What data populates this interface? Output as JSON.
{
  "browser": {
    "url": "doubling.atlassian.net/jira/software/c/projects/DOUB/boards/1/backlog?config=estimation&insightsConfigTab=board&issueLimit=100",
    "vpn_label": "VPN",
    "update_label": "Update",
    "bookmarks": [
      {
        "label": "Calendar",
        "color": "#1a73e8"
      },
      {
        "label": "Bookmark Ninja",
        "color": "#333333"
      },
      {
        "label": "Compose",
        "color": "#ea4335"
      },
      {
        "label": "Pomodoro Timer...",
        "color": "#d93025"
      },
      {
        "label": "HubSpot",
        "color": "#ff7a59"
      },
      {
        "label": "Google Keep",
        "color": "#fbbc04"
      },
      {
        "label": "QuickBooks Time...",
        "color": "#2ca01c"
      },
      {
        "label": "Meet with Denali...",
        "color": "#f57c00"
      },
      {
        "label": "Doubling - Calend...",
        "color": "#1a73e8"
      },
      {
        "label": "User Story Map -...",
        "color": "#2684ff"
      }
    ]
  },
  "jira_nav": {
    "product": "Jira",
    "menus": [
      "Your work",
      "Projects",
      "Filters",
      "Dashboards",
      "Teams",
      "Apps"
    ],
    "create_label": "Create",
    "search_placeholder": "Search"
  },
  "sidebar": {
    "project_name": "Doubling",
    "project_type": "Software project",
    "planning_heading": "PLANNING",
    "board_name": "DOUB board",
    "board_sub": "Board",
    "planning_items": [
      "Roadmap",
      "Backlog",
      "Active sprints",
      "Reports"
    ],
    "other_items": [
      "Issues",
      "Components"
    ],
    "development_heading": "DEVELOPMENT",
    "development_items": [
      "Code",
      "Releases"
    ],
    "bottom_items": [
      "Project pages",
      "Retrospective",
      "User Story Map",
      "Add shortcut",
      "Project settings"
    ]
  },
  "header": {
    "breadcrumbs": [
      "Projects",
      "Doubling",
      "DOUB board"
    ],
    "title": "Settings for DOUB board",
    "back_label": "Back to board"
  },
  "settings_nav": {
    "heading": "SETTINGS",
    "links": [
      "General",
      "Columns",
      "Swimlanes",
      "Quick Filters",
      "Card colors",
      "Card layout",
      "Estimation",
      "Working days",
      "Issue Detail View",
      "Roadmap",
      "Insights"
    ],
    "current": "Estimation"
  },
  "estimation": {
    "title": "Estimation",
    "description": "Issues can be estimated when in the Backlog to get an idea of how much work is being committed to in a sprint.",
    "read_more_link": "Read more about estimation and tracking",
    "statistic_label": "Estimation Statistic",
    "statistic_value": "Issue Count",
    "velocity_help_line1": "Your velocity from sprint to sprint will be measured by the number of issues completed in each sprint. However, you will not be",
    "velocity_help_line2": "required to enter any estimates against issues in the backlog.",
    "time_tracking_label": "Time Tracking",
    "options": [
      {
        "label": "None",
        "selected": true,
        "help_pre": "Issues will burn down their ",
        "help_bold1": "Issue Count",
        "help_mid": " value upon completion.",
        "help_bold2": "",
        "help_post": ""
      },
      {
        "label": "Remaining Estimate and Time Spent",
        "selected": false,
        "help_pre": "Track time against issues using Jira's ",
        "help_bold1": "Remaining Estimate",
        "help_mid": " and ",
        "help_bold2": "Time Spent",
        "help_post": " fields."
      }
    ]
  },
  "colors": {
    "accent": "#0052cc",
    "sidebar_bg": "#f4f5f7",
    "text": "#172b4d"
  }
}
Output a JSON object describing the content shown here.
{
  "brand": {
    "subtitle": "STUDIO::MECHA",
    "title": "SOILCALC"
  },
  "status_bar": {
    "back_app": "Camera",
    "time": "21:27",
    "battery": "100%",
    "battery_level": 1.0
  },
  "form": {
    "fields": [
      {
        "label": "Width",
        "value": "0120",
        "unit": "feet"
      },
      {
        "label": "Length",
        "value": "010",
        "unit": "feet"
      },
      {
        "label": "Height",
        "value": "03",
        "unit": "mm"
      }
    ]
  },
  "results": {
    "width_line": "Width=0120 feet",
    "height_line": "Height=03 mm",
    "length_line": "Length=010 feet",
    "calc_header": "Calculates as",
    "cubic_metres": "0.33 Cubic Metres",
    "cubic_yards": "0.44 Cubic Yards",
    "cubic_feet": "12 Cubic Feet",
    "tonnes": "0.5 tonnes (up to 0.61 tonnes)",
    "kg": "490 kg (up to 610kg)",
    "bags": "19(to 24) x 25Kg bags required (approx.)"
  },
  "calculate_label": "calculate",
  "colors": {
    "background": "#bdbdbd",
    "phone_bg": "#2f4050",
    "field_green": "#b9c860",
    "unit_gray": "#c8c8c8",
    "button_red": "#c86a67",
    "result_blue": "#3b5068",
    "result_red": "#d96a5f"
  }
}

# # # # #

Problem to work on: State how many lines include the string "Count", and nothing more.

Problem solution: 2